## [Direction]
Print the full listing exactly.

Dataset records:
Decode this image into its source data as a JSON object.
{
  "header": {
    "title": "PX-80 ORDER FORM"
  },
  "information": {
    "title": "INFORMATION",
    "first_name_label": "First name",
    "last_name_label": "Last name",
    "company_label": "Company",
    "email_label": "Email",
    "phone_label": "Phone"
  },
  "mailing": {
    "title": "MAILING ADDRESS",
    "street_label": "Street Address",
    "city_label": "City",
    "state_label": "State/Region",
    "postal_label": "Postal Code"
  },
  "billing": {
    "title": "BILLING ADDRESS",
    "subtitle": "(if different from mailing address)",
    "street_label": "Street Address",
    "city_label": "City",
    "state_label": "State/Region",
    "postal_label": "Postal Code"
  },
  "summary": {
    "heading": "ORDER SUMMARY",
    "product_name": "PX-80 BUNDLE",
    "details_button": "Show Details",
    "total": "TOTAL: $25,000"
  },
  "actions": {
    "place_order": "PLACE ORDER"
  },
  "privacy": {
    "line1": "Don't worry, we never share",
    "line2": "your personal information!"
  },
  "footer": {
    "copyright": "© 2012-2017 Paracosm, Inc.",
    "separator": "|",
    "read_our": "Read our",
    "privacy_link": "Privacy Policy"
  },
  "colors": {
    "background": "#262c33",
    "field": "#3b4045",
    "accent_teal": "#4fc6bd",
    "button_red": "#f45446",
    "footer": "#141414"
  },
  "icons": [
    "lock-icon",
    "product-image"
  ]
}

## [The completed task]
Decode this image into its source data as a JSON object.
{
  "header": {
    "title": "PX-80 ORDER FORM"
  },
  "information": {
    "title": "INFORMATION",
    "first_name_label": "First name",
    "last_name_label": "Last name",
    "company_label": "Company",
    "email_label": "Email",
    "phone_label": "Phone"
  },
  "mailing": {
    "title": "MAILING ADDRESS",
    "street_label": "Street Address",
    "city_label": "City",
    "state_label": "State/Region",
    "postal_label": "Postal Code"
  },
  "billing": {
    "title": "BILLING ADDRESS",
    "subtitle": "(if different from mailing address)",
    "street_label": "Street Address",
    "city_label": "City",
    "state_label": "State/Region",
    "postal_label": "Postal Code"
  },
  "summary": {
    "heading": "ORDER SUMMARY",
    "product_name": "PX-80 BUNDLE",
    "details_button": "Show Details",
    "total": "TOTAL: $25,000"
  },
  "actions": {
    "place_order": "PLACE ORDER"
  },
  "privacy": {
    "line1": "Don't worry, we never share",
    "line2": "your personal information!"
  },
  "footer": {
    "copyright": "© 2012-2017 Paracosm, Inc.",
    "separator": "|",
    "read_our": "Read our",
    "privacy_link": "Privacy Policy"
  },
  "colors": {
    "background": "#262c33",
    "field": "#3b4045",
    "accent_teal": "#4fc6bd",
    "button_red": "#f45446",
    "footer": "#141414"
  },
  "icons": [
    "lock-icon",
    "product-image"
  ]
}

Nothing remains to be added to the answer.